Begin RECORD EXCERPTS

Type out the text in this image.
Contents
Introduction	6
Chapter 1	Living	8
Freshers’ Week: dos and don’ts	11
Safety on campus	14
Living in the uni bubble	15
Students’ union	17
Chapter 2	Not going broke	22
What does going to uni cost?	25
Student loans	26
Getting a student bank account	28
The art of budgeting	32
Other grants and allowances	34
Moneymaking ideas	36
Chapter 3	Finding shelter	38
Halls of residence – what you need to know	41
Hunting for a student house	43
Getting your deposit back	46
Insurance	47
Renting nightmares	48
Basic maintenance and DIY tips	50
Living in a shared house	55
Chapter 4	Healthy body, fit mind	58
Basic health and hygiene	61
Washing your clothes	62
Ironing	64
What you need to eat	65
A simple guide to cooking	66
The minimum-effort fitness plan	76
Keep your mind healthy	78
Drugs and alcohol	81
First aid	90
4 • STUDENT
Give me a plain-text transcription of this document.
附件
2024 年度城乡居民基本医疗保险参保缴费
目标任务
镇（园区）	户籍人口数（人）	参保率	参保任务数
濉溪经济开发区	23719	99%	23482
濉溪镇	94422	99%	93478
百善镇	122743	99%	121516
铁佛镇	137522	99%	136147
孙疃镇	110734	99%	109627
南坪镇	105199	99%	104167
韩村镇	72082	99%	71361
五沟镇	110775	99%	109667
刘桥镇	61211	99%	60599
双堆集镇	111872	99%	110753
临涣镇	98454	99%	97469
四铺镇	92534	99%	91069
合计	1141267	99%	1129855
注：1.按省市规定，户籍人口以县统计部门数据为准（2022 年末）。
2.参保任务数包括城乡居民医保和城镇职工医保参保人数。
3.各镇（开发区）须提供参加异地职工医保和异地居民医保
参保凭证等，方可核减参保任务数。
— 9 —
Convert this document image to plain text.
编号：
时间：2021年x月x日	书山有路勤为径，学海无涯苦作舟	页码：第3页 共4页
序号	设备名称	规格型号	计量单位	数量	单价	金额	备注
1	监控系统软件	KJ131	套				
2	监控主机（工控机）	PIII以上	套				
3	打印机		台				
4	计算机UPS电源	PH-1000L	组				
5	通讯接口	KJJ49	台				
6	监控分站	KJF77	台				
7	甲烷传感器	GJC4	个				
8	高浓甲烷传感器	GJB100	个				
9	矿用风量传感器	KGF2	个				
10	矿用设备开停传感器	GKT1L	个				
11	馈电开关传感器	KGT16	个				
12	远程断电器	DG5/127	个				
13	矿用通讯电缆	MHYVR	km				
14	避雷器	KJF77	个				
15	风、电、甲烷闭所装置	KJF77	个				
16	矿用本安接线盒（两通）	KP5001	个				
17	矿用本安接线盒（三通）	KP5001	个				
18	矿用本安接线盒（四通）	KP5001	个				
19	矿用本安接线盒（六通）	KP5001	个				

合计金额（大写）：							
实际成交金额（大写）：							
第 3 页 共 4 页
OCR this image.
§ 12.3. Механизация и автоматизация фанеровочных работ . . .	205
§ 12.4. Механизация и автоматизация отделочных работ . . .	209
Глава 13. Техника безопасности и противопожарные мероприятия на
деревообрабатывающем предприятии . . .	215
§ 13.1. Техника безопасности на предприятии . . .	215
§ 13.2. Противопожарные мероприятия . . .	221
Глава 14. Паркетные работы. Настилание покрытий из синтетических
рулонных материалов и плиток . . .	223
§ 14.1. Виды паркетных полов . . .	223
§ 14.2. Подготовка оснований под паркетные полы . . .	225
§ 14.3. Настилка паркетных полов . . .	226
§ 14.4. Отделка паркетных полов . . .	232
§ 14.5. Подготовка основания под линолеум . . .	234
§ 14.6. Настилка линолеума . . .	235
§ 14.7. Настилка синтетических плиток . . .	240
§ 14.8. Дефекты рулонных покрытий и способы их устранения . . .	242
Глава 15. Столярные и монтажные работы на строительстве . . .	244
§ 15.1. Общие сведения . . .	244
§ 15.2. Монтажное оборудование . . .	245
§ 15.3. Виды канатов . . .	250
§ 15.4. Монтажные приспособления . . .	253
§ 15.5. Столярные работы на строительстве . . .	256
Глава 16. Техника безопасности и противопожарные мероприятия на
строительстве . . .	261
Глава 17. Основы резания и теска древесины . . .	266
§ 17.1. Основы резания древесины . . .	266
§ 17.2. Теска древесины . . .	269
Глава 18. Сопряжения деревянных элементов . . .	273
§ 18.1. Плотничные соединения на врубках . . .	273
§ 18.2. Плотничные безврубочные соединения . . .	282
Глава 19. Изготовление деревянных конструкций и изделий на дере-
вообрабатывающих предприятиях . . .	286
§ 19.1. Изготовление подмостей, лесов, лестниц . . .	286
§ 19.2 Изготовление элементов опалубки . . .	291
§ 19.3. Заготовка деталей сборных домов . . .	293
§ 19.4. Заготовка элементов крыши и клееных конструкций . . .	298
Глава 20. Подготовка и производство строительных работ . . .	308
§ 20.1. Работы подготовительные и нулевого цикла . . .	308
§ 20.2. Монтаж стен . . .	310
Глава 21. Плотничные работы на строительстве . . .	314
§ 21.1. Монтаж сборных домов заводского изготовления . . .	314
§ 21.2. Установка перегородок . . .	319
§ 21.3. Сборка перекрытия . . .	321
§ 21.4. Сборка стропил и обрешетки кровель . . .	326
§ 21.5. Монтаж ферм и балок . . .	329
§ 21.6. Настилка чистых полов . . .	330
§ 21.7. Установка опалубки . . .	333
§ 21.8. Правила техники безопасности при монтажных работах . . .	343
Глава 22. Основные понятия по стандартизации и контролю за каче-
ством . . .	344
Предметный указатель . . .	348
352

End RECORD EXCERPTS

**WHAT THE TASK ASKS:** From the entries above, list each line with "элементов" in it.

**WRITTEN ANSWER:**
Глава 18. Сопряжения деревянных элементов . . .	273
§ 19.2 Изготовление элементов опалубки . . .	291
§ 19.4. Заготовка элементов крыши и клееных конструкций . . .	298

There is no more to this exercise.